| The problem |
From the entries below, pull out each line where "radius" appears.

| Input records |

++++++++

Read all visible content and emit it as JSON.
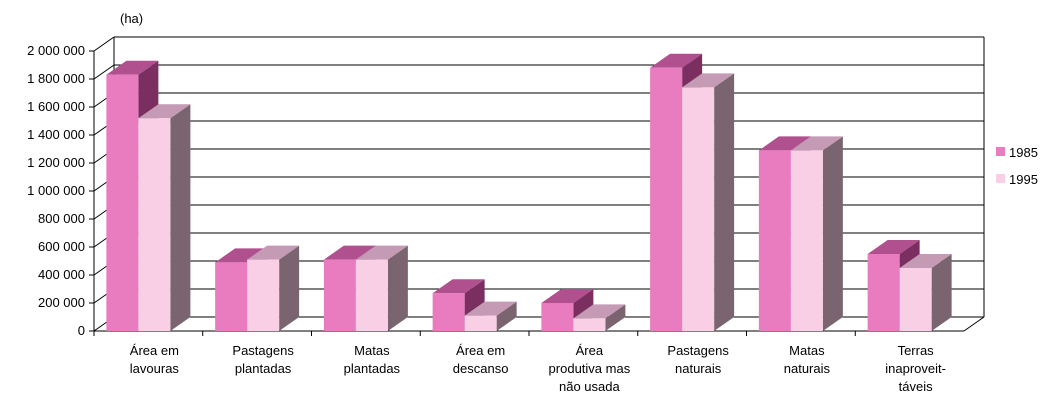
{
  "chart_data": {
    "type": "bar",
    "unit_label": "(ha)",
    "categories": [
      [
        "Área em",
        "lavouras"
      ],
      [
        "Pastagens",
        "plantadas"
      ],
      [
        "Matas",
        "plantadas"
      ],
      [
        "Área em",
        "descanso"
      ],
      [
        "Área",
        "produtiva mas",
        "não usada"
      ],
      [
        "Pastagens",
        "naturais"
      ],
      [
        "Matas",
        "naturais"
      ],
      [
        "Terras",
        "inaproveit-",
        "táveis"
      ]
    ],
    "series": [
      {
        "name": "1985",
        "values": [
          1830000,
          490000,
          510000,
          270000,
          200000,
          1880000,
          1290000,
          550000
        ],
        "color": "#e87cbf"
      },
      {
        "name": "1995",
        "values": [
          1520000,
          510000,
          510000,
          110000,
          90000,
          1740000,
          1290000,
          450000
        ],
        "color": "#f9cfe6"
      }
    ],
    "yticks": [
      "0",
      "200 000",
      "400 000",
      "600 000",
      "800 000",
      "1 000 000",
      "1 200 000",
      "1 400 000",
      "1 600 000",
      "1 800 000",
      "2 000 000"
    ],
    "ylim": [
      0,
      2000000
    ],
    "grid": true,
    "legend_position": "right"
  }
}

++++++++

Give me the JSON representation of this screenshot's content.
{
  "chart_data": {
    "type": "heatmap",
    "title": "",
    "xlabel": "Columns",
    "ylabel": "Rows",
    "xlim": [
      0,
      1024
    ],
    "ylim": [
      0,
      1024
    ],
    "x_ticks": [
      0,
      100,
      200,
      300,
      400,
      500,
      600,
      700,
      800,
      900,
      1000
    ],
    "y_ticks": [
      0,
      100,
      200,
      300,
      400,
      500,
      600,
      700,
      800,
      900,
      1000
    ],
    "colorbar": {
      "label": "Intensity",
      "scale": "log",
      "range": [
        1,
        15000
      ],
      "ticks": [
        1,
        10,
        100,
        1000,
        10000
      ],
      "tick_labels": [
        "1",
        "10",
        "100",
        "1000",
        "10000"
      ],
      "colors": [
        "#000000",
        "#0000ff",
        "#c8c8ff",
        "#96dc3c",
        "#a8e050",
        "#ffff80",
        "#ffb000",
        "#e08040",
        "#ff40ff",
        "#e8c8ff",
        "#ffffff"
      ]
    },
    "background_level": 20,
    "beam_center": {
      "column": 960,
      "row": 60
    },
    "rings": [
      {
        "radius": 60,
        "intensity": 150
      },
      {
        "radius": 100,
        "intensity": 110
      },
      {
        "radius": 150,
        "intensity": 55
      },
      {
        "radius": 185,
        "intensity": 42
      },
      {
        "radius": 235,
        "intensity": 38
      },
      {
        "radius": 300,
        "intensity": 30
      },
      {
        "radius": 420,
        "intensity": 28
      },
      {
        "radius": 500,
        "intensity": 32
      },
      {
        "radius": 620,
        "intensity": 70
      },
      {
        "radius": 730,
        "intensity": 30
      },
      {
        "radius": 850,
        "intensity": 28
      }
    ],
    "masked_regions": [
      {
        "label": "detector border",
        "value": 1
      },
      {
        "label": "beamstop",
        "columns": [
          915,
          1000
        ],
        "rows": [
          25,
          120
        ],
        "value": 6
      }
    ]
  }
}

++++++++

| Exercise response |
        "radius": 60,
        "radius": 100,
        "radius": 150,
        "radius": 185,
        "radius": 235,
        "radius": 300,
        "radius": 420,
        "radius": 500,
        "radius": 620,
        "radius": 730,
        "radius": 850,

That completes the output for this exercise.